- _Goal_:
Give the number of lines that contain the string "Locations", please, and nothing else.
===== Information shown
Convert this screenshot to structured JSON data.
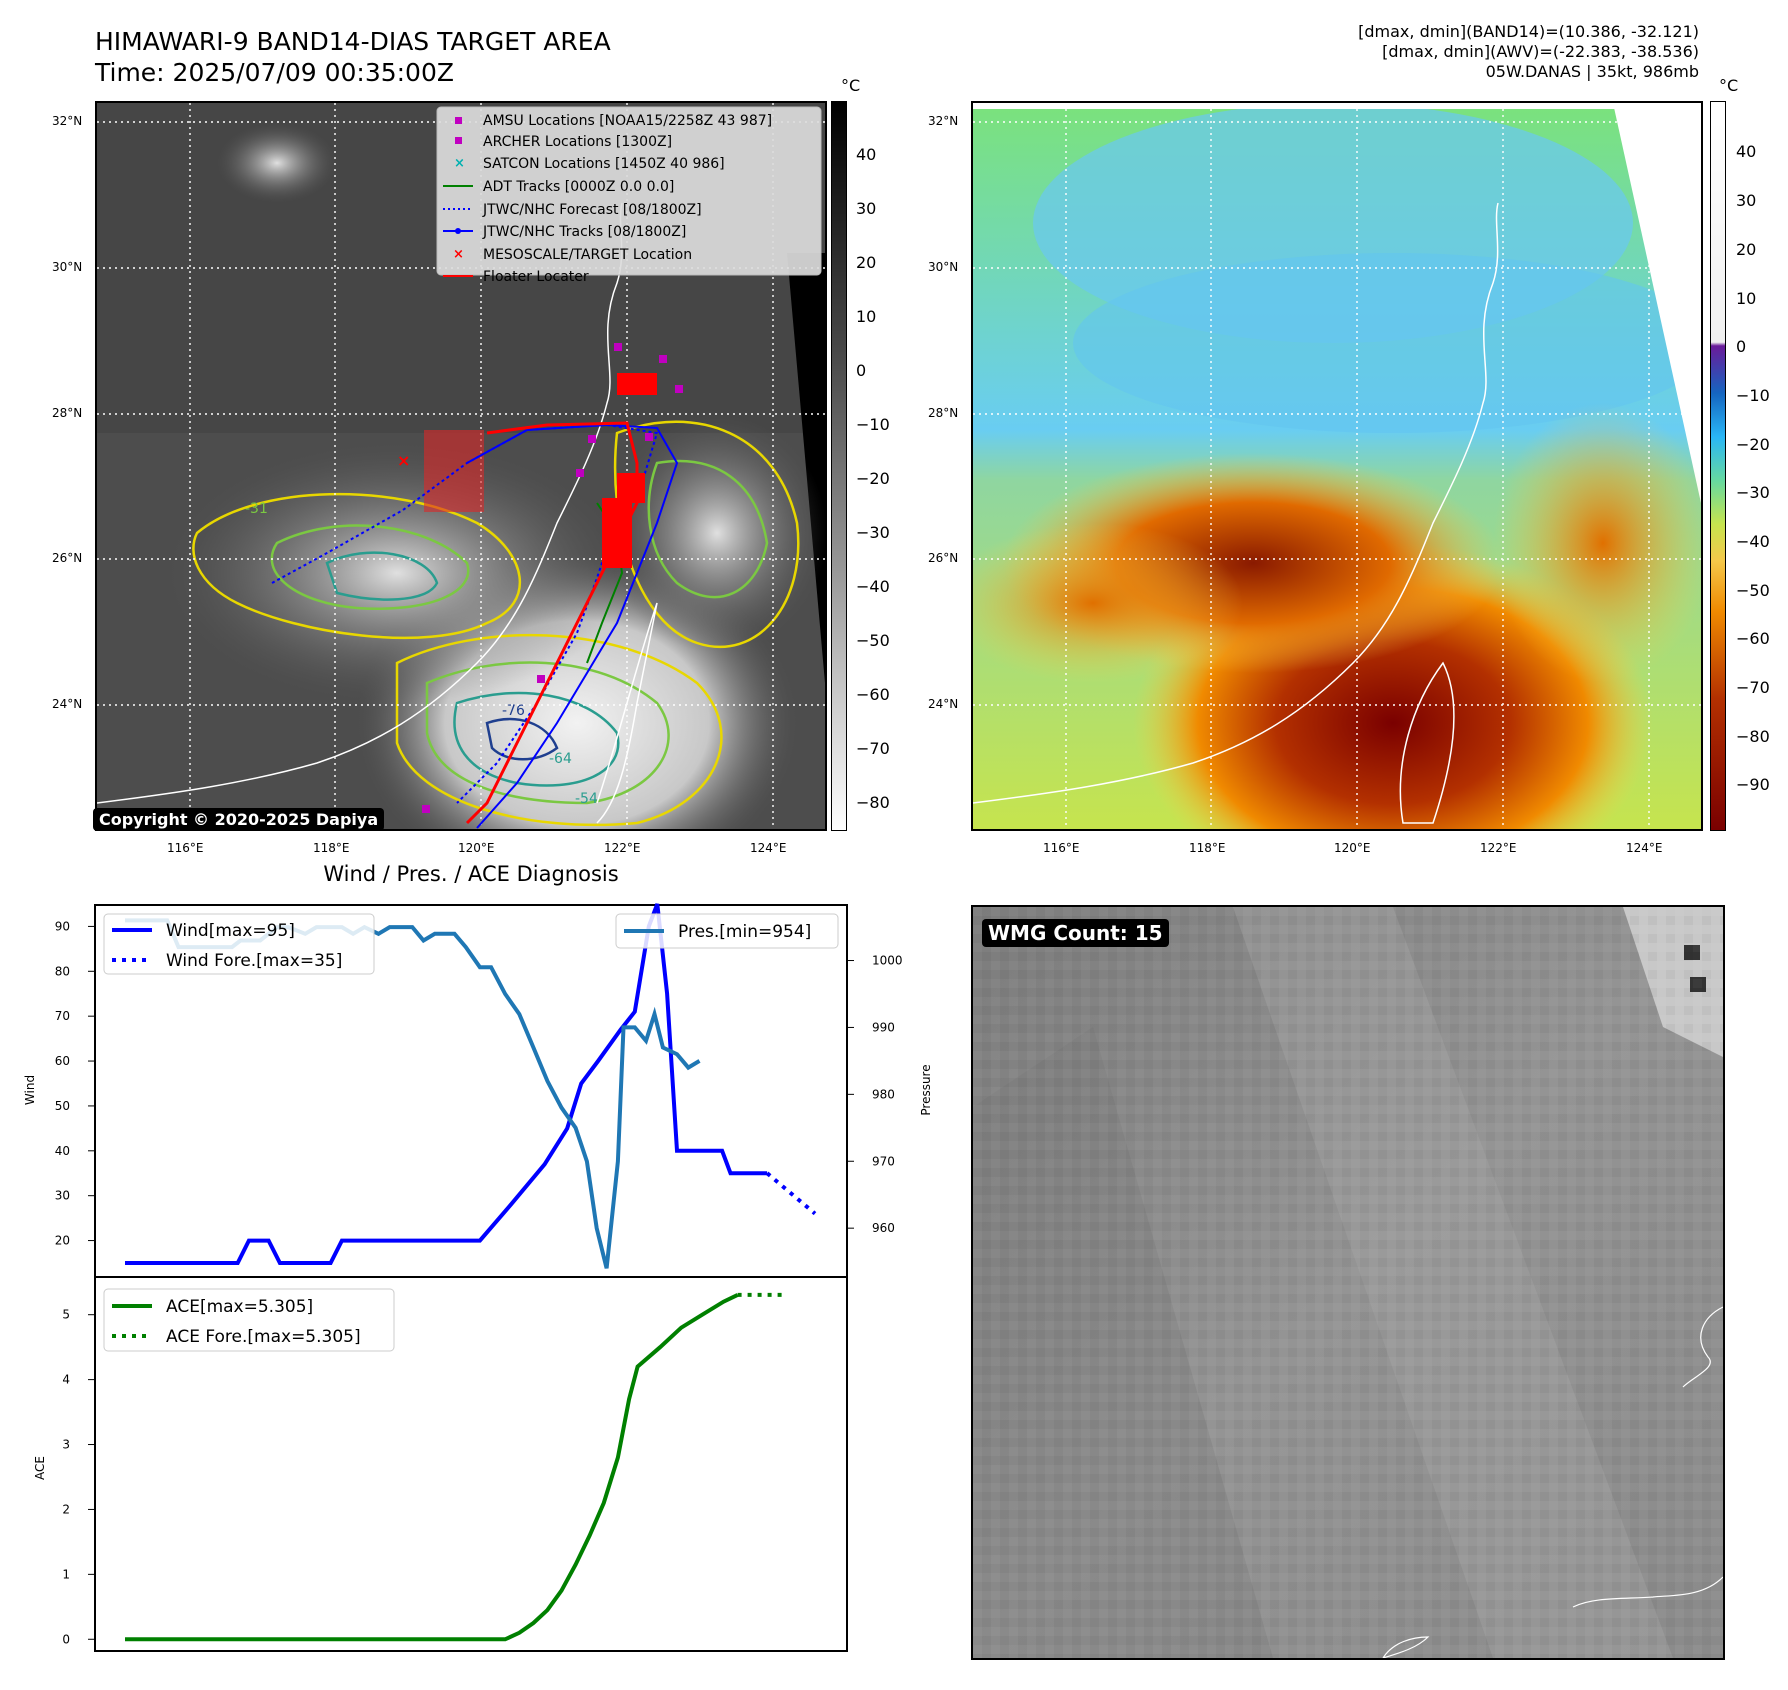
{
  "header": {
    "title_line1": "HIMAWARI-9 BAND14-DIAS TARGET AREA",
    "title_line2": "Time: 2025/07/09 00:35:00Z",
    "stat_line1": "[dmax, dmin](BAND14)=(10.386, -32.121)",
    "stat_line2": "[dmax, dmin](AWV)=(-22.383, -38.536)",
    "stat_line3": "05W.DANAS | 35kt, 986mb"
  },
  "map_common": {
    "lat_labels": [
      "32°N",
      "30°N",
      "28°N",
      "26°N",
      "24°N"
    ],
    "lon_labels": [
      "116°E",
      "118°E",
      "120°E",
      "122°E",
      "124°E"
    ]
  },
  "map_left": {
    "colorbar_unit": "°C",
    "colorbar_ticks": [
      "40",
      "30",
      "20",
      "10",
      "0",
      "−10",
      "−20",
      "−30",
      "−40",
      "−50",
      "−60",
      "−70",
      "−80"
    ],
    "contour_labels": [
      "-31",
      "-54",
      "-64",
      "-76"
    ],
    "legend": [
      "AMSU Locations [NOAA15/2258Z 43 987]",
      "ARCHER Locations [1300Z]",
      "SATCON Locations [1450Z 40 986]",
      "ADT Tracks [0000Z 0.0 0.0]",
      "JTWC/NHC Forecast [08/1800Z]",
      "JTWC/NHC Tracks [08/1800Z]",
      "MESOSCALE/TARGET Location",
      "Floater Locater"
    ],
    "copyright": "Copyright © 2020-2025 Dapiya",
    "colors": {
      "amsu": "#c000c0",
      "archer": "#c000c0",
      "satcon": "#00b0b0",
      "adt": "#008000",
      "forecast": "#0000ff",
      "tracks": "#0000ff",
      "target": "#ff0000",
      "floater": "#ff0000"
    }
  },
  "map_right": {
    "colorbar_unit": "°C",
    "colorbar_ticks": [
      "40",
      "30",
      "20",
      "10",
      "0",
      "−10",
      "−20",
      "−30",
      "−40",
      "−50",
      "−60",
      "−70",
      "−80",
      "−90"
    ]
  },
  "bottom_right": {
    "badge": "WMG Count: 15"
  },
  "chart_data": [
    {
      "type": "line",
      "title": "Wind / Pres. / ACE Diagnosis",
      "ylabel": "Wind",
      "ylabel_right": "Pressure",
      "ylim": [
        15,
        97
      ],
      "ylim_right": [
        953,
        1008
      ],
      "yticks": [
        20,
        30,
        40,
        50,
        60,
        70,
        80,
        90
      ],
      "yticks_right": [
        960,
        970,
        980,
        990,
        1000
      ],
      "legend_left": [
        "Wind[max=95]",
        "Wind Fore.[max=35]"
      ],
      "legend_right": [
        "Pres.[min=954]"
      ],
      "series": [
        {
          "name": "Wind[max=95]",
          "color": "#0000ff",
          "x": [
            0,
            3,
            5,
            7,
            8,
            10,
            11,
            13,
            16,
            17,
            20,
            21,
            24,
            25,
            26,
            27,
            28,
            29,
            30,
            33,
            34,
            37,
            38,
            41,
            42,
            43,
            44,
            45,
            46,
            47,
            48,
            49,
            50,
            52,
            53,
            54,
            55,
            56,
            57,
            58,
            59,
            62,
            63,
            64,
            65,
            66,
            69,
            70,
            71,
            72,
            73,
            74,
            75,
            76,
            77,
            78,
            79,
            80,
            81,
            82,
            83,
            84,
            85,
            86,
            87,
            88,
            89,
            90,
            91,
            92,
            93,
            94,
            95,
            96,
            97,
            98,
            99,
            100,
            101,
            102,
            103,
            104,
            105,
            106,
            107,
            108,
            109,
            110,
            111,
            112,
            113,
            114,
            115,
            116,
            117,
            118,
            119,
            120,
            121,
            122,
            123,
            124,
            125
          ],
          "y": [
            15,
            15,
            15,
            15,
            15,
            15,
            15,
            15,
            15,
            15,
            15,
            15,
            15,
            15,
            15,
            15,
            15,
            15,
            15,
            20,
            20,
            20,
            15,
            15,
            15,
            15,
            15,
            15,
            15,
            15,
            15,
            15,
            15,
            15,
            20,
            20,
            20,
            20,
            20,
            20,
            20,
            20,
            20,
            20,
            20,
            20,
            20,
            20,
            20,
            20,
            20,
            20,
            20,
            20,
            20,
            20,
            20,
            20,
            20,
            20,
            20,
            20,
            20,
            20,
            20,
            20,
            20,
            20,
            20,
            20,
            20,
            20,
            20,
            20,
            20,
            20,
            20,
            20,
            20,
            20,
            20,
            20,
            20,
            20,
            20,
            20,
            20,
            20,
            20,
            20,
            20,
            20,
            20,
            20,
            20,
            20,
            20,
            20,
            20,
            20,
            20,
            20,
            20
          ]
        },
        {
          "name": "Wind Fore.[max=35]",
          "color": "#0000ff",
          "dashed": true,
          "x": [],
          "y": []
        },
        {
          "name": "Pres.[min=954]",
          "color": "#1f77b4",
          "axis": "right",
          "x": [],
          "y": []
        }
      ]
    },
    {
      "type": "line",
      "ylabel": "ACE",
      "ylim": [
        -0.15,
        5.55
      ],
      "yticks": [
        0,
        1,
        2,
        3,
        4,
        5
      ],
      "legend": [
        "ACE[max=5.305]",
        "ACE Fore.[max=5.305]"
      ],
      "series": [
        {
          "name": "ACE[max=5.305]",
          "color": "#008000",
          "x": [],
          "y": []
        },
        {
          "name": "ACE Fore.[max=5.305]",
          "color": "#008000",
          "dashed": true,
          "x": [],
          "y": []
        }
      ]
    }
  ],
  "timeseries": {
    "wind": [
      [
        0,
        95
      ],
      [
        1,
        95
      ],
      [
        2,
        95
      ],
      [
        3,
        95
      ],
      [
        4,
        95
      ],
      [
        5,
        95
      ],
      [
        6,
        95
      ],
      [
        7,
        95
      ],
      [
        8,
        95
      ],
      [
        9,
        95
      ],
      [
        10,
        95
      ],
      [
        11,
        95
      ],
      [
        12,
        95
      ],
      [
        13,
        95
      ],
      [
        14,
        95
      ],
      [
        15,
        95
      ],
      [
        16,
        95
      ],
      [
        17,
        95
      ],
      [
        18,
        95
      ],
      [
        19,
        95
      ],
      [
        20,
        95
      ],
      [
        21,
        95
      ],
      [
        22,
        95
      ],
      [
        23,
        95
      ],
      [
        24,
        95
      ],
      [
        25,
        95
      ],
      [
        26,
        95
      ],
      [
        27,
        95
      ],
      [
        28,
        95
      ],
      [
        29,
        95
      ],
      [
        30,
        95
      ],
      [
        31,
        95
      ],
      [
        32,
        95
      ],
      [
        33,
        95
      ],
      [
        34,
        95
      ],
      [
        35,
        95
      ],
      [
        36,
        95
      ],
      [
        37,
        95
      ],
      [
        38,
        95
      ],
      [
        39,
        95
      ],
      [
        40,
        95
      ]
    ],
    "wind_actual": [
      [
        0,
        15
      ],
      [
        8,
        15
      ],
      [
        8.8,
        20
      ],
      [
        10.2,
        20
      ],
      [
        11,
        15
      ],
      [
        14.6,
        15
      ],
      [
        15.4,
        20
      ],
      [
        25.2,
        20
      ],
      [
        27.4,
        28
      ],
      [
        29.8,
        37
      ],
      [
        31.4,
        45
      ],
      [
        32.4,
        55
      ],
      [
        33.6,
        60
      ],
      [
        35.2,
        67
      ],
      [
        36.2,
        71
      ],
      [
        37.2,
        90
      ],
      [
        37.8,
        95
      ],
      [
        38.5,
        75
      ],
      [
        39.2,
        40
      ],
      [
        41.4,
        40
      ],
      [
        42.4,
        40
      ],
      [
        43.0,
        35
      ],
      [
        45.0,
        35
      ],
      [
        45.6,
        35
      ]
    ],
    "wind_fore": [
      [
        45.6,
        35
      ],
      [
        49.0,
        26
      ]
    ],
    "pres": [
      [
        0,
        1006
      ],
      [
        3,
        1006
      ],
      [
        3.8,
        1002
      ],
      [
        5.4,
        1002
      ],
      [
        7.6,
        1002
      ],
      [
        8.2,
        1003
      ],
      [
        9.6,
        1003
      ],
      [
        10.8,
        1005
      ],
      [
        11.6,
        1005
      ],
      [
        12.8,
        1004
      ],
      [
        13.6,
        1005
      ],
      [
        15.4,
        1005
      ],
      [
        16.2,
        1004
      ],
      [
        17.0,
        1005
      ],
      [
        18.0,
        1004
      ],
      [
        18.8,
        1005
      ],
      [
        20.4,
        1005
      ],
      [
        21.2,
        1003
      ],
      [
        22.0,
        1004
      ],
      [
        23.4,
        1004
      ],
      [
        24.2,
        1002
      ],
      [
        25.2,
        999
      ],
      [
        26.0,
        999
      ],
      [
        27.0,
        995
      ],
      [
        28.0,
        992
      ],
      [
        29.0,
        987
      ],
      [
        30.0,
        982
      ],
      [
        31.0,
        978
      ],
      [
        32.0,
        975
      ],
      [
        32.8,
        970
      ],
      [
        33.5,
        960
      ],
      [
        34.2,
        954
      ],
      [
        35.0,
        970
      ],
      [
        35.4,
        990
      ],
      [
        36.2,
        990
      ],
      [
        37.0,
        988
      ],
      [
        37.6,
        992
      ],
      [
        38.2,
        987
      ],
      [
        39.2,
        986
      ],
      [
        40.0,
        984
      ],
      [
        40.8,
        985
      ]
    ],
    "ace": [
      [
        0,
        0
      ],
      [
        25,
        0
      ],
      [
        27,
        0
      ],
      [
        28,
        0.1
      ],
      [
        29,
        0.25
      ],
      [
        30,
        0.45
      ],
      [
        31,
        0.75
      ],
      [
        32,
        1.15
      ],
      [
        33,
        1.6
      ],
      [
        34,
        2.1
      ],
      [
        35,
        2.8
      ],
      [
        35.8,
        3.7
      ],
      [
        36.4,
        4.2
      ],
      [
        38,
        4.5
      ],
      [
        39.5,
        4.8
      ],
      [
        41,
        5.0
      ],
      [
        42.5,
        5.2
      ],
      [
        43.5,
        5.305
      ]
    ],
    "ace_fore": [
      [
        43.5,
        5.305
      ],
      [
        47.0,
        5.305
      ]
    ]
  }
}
==========
- _Task result_:
3